-- START AVAILABLE RECORDS --
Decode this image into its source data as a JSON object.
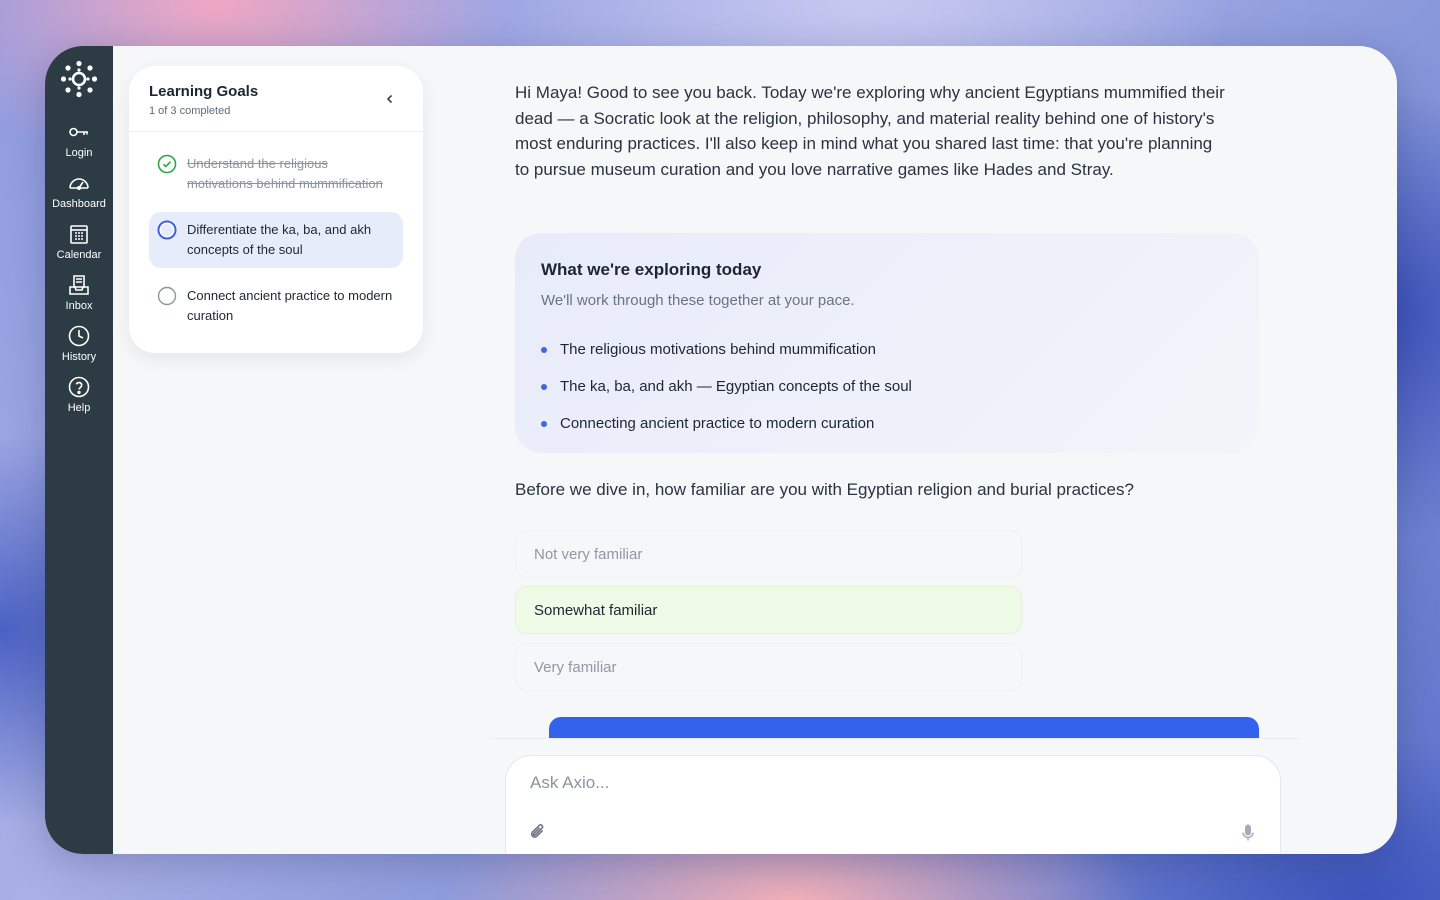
{
  "nav": {
    "logo_icon": "canvas-logo-icon",
    "items": [
      {
        "label": "Login",
        "icon": "key-icon"
      },
      {
        "label": "Dashboard",
        "icon": "dashboard-icon"
      },
      {
        "label": "Calendar",
        "icon": "calendar-icon"
      },
      {
        "label": "Inbox",
        "icon": "inbox-icon"
      },
      {
        "label": "History",
        "icon": "clock-icon"
      },
      {
        "label": "Help",
        "icon": "help-icon"
      }
    ]
  },
  "goals": {
    "title": "Learning Goals",
    "progress": "1 of 3 completed",
    "items": [
      {
        "text": "Understand the religious motivations behind mummification",
        "status": "done"
      },
      {
        "text": "Differentiate the ka, ba, and akh concepts of the soul",
        "status": "active"
      },
      {
        "text": "Connect ancient practice to modern curation",
        "status": "todo"
      }
    ]
  },
  "chat": {
    "intro": "Hi Maya! Good to see you back. Today we're exploring why ancient Egyptians mummified their dead — a Socratic look at the religion, philosophy, and material reality behind one of history's most enduring practices. I'll also keep in mind what you shared last time: that you're planning to pursue museum curation and you love narrative games like Hades and Stray.",
    "explore": {
      "title": "What we're exploring today",
      "subtitle": "We'll work through these together at your pace.",
      "items": [
        "The religious motivations behind mummification",
        "The ka, ba, and akh — Egyptian concepts of the soul",
        "Connecting ancient practice to modern curation"
      ]
    },
    "question": "Before we dive in, how familiar are you with Egyptian religion and burial practices?",
    "options": [
      {
        "label": "Not very familiar",
        "selected": false
      },
      {
        "label": "Somewhat familiar",
        "selected": true
      },
      {
        "label": "Very familiar",
        "selected": false
      }
    ]
  },
  "input": {
    "placeholder": "Ask Axio...",
    "attach_icon": "paperclip-icon",
    "mic_icon": "microphone-icon"
  },
  "colors": {
    "rail": "#2c3b44",
    "accent": "#3462ec",
    "success": "#2aa84a",
    "selected_option": "#eefbe6"
  }
}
-- END AVAILABLE RECORDS --
- **EXERCISE BRIEF**:
Look through the material above and work out how many of its lines contain "religious". State the number only.

- **FINAL RESULT**:
2